--- start ---

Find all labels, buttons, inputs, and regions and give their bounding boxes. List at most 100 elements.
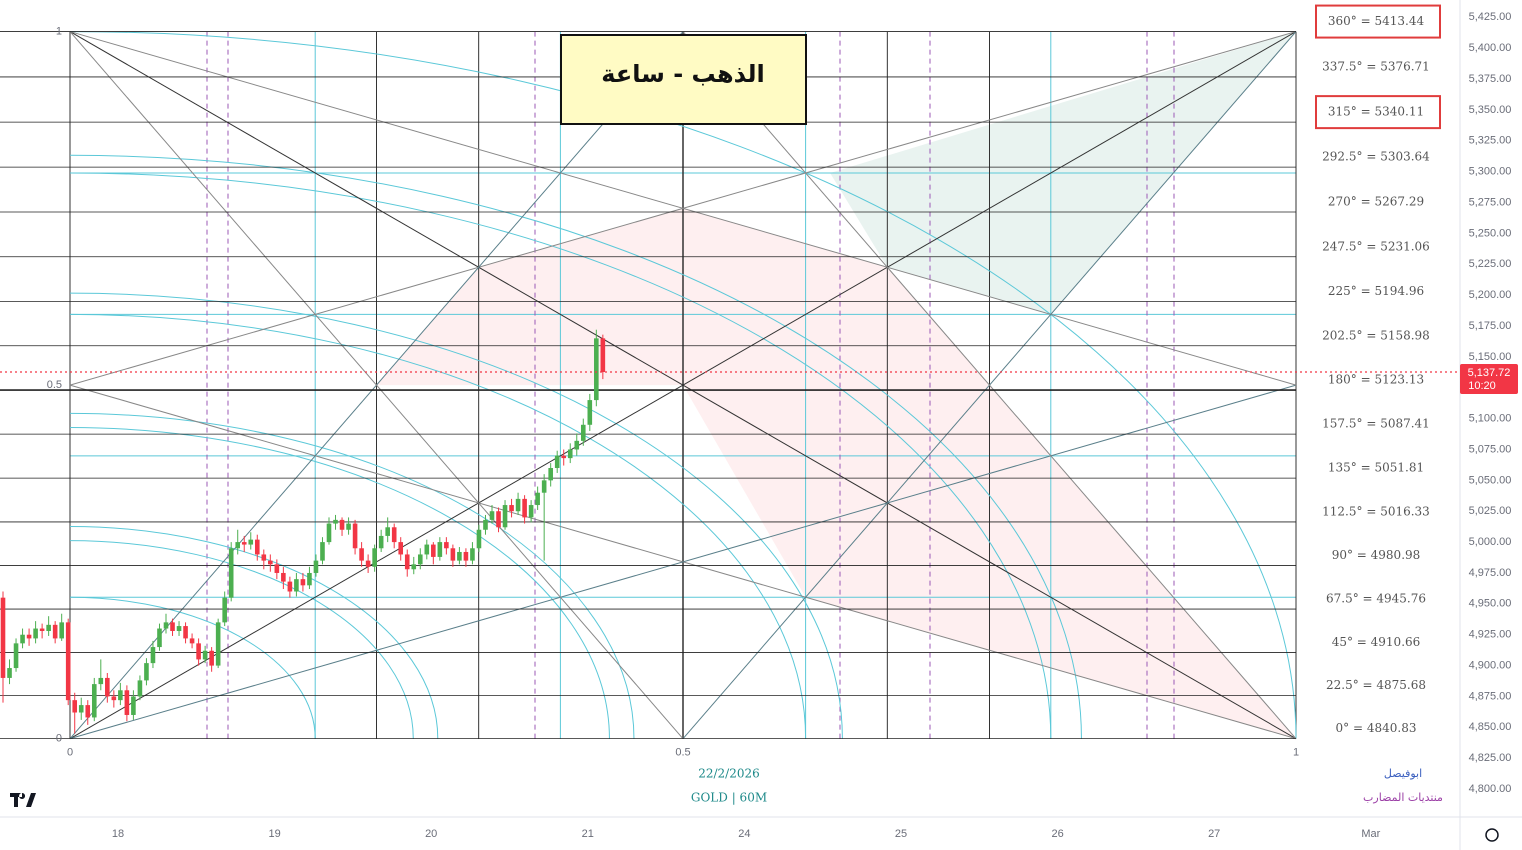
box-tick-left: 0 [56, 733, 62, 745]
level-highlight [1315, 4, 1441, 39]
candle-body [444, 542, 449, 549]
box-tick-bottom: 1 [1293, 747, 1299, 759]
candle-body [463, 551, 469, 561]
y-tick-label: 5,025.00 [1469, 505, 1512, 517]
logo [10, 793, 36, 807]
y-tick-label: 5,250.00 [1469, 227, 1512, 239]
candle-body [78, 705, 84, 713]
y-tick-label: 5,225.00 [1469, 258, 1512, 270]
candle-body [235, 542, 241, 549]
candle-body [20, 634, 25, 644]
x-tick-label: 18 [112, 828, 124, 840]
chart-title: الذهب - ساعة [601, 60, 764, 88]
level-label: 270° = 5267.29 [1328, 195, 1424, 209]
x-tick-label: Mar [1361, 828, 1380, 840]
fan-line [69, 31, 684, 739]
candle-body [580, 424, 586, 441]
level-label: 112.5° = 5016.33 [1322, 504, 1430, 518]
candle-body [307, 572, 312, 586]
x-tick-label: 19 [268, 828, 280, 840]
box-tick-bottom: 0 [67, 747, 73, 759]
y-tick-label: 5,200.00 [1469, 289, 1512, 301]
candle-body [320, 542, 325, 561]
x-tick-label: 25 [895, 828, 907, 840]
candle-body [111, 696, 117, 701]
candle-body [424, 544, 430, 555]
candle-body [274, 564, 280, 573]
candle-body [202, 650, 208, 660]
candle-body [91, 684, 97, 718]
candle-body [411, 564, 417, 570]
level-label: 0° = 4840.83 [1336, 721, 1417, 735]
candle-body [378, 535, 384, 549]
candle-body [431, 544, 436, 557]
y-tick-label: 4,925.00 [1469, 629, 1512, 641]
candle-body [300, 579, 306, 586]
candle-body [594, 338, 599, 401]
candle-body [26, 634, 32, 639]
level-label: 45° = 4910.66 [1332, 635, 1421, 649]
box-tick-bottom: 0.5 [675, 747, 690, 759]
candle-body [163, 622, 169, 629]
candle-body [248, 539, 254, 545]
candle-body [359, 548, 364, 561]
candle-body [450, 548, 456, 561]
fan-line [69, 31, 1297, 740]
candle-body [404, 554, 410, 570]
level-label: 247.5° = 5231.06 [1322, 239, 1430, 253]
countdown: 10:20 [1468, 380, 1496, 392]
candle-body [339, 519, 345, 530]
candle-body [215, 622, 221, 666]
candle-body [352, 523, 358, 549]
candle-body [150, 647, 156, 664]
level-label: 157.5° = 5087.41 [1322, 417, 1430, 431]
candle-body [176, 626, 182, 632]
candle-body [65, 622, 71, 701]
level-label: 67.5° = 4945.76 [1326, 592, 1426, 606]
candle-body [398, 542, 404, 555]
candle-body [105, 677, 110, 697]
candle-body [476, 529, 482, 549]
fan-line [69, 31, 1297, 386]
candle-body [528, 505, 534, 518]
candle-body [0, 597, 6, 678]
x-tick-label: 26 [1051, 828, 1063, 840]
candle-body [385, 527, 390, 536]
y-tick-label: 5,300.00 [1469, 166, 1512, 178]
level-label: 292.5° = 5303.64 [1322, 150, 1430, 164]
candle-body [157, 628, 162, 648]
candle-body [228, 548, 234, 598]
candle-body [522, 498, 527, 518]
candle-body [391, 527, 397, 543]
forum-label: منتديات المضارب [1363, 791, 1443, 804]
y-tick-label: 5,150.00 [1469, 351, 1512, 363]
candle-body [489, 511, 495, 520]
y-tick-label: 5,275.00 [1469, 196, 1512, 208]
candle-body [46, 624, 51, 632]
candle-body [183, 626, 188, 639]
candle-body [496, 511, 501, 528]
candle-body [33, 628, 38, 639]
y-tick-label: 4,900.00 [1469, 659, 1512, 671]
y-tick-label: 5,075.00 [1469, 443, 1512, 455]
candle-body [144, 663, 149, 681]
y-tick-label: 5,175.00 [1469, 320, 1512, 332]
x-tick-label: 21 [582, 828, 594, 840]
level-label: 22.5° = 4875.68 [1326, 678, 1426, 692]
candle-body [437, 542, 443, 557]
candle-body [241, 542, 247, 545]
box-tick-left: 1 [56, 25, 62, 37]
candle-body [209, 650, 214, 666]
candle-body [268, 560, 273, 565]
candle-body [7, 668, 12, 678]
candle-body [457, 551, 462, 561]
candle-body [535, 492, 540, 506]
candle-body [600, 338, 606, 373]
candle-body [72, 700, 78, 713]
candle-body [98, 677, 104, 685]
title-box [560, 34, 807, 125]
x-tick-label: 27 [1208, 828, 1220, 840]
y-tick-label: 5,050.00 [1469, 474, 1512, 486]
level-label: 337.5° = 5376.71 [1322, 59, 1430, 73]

--- end ---
--- start ---

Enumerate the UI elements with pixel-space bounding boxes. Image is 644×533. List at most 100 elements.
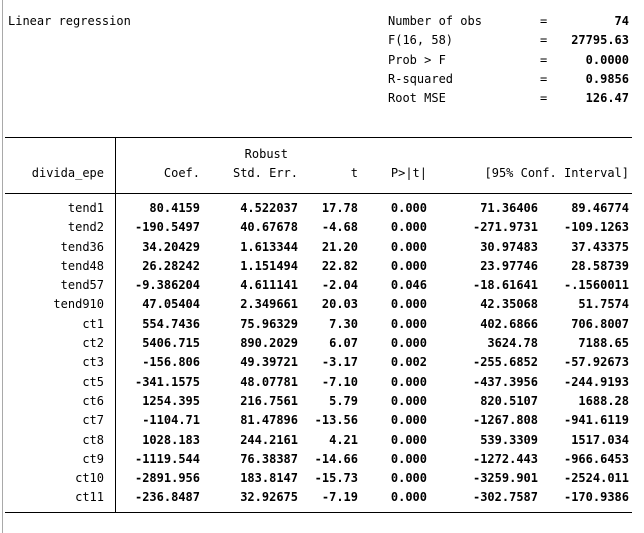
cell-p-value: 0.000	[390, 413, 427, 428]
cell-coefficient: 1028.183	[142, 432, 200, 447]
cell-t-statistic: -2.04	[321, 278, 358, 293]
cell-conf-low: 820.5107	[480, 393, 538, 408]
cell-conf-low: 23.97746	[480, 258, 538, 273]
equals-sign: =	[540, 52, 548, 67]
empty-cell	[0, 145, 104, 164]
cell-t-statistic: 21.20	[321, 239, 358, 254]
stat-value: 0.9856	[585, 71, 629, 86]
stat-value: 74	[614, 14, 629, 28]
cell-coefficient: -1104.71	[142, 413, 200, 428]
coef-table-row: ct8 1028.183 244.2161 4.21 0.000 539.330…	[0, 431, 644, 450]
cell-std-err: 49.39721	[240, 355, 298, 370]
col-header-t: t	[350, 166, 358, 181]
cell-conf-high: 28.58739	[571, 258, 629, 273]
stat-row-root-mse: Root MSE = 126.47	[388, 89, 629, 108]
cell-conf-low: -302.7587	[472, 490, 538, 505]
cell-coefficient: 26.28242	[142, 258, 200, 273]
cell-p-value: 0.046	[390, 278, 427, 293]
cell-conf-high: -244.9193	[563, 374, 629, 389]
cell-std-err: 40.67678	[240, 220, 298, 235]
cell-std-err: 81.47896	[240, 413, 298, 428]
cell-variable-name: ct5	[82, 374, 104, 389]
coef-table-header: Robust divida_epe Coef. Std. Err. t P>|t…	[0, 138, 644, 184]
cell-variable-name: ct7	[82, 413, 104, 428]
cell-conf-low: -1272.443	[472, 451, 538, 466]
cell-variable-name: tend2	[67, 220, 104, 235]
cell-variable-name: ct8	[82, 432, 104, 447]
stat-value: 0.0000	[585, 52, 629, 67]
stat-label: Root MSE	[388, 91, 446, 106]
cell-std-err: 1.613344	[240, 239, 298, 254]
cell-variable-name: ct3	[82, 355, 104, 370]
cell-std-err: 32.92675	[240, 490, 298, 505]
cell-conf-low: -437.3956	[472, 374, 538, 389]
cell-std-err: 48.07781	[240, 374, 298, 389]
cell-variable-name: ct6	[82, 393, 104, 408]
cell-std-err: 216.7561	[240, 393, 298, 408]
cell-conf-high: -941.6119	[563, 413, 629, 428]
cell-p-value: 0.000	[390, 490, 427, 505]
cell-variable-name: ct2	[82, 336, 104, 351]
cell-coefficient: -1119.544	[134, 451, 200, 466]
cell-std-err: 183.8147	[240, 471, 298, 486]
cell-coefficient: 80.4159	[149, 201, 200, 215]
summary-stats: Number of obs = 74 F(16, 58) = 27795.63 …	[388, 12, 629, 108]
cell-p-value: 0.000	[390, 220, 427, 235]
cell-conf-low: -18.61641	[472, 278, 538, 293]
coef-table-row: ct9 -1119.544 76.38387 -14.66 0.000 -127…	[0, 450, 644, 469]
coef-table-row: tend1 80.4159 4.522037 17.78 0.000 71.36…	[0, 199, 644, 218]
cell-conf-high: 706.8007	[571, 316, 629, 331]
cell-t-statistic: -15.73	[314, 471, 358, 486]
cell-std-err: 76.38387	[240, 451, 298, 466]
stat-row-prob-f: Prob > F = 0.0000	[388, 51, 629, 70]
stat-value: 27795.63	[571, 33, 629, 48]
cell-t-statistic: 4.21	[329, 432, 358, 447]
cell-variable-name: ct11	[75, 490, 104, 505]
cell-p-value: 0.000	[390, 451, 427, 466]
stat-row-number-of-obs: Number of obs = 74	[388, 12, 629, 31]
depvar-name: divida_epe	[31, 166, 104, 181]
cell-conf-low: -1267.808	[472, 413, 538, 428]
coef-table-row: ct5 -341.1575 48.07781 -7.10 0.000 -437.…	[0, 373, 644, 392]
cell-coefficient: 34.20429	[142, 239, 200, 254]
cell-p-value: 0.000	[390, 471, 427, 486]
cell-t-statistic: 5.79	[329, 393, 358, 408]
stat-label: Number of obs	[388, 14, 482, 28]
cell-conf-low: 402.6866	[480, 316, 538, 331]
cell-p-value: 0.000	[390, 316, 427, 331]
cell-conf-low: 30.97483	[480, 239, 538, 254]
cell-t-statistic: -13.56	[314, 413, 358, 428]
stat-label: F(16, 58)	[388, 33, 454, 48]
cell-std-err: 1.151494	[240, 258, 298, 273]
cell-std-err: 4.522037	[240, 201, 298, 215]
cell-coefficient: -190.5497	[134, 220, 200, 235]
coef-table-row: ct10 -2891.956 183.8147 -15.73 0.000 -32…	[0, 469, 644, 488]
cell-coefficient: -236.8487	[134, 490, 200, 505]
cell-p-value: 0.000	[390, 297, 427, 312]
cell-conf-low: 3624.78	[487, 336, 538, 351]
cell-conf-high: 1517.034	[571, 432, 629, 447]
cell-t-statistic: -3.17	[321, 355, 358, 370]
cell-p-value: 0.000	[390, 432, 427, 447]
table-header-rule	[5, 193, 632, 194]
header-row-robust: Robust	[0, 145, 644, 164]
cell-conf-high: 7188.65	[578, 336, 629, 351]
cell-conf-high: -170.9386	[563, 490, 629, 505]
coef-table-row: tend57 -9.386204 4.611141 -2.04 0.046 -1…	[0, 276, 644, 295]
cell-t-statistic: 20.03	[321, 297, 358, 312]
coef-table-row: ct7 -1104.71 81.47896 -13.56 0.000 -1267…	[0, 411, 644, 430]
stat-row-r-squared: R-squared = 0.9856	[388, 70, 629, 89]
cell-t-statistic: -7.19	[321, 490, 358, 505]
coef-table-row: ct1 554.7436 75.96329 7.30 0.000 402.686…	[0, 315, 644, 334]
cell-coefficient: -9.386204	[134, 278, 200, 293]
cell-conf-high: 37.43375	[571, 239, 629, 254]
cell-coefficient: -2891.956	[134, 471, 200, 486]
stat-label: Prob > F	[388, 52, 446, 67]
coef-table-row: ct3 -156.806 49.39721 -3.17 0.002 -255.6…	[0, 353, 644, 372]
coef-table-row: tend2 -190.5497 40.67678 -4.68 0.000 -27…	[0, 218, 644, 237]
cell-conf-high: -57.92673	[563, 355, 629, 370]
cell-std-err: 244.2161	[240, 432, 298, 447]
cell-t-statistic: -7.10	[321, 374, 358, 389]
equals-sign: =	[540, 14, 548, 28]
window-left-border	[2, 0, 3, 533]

--- end ---
--- start ---

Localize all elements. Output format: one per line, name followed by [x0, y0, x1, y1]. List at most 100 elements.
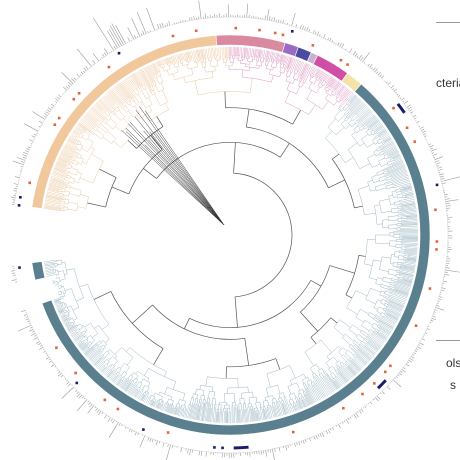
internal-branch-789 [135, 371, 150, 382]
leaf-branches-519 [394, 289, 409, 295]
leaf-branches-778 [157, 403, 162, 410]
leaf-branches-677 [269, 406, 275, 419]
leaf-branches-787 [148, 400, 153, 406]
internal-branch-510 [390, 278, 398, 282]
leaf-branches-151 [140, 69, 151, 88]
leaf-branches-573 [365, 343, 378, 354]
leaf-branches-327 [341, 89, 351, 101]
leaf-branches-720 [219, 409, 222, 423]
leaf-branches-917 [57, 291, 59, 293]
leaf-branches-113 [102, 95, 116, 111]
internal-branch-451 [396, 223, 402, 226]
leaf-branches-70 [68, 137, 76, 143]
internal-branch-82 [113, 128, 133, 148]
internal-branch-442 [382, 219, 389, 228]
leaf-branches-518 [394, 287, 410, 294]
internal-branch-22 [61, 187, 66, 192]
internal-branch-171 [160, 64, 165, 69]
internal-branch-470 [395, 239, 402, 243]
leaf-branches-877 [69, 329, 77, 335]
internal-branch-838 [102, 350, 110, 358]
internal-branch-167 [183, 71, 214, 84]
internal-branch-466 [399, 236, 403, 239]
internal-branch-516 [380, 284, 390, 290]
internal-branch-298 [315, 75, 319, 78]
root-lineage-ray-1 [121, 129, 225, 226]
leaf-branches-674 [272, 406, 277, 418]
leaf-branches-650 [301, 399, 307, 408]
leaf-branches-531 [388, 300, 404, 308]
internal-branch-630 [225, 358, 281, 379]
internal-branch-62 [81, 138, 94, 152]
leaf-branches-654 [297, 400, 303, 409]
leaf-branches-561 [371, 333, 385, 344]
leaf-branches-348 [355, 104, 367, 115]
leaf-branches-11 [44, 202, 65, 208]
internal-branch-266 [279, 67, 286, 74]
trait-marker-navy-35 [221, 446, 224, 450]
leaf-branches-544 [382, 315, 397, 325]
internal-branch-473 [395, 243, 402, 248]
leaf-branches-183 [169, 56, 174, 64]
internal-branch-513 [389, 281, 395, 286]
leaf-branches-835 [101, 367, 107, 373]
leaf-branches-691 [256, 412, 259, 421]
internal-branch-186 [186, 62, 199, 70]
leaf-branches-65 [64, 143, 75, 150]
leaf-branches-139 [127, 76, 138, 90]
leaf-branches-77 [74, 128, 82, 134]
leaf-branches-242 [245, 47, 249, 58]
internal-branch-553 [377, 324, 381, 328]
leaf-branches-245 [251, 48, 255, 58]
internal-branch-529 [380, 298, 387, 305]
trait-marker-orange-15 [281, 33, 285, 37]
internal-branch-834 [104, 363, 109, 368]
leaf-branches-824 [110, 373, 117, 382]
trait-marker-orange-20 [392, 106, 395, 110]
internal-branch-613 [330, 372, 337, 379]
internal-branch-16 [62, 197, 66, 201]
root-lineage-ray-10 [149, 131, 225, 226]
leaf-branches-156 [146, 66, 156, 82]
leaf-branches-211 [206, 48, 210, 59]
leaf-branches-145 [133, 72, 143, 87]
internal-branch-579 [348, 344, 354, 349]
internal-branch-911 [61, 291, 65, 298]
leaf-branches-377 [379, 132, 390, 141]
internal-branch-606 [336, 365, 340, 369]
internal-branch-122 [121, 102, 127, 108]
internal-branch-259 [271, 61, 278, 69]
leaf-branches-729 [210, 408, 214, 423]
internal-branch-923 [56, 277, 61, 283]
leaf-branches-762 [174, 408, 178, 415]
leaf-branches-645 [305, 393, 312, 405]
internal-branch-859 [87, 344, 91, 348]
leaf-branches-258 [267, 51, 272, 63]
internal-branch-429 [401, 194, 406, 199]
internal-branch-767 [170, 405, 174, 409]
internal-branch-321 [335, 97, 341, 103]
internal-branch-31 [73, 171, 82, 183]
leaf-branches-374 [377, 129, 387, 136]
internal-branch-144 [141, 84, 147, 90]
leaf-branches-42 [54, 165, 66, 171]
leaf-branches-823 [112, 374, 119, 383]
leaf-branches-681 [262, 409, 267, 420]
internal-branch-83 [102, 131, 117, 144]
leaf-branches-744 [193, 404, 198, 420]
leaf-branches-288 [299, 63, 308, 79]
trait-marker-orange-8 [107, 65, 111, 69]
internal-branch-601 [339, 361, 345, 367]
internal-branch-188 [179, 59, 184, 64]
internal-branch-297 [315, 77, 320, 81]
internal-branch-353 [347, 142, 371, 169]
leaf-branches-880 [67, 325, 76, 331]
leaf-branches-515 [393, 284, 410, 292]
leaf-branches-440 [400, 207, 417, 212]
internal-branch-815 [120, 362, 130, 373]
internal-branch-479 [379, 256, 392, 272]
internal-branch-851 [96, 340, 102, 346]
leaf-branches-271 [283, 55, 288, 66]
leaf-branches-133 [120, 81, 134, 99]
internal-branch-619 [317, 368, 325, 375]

--- end ---

▸ WHAT IS BEING ASKED:
Write out everything in the material from the line containing "internal-branch-789 [135, 371, 150, 382]" down to the line containing "internal-branch-510 [390, 278, 398, 282]", including both of those lines.

▸ TASK SOLUTION:
internal-branch-789 [135, 371, 150, 382]
leaf-branches-519 [394, 289, 409, 295]
leaf-branches-778 [157, 403, 162, 410]
leaf-branches-677 [269, 406, 275, 419]
leaf-branches-787 [148, 400, 153, 406]
internal-branch-510 [390, 278, 398, 282]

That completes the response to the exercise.